## PROMPT
Nothing may be dropped or altered: reproduce all the data.

## RECORDED DATA

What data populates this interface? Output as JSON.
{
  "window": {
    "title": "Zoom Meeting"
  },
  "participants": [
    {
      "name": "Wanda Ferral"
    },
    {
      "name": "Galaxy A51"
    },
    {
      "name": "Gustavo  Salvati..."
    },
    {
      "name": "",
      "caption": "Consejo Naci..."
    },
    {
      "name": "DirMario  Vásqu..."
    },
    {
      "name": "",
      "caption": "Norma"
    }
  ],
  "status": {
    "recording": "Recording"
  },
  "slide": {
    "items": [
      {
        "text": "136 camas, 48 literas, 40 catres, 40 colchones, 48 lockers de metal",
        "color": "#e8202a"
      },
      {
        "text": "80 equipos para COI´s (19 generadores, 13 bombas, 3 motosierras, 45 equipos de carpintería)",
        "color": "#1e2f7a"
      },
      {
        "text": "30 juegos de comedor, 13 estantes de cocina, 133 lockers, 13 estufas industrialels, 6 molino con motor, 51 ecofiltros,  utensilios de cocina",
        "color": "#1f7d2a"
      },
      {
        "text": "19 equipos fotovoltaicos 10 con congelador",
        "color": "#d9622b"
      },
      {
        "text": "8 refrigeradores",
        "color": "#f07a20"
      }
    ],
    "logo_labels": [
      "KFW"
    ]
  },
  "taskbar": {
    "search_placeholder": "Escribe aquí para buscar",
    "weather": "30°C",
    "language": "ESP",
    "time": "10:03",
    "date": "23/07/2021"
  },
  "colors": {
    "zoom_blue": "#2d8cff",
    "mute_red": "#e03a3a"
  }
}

## ANSWER TO THIS PROBLEM
What data populates this interface? Output as JSON.
{
  "window": {
    "title": "Zoom Meeting"
  },
  "participants": [
    {
      "name": "Wanda Ferral"
    },
    {
      "name": "Galaxy A51"
    },
    {
      "name": "Gustavo  Salvati..."
    },
    {
      "name": "",
      "caption": "Consejo Naci..."
    },
    {
      "name": "DirMario  Vásqu..."
    },
    {
      "name": "",
      "caption": "Norma"
    }
  ],
  "status": {
    "recording": "Recording"
  },
  "slide": {
    "items": [
      {
        "text": "136 camas, 48 literas, 40 catres, 40 colchones, 48 lockers de metal",
        "color": "#e8202a"
      },
      {
        "text": "80 equipos para COI´s (19 generadores, 13 bombas, 3 motosierras, 45 equipos de carpintería)",
        "color": "#1e2f7a"
      },
      {
        "text": "30 juegos de comedor, 13 estantes de cocina, 133 lockers, 13 estufas industrialels, 6 molino con motor, 51 ecofiltros,  utensilios de cocina",
        "color": "#1f7d2a"
      },
      {
        "text": "19 equipos fotovoltaicos 10 con congelador",
        "color": "#d9622b"
      },
      {
        "text": "8 refrigeradores",
        "color": "#f07a20"
      }
    ],
    "logo_labels": [
      "KFW"
    ]
  },
  "taskbar": {
    "search_placeholder": "Escribe aquí para buscar",
    "weather": "30°C",
    "language": "ESP",
    "time": "10:03",
    "date": "23/07/2021"
  },
  "colors": {
    "zoom_blue": "#2d8cff",
    "mute_red": "#e03a3a"
  }
}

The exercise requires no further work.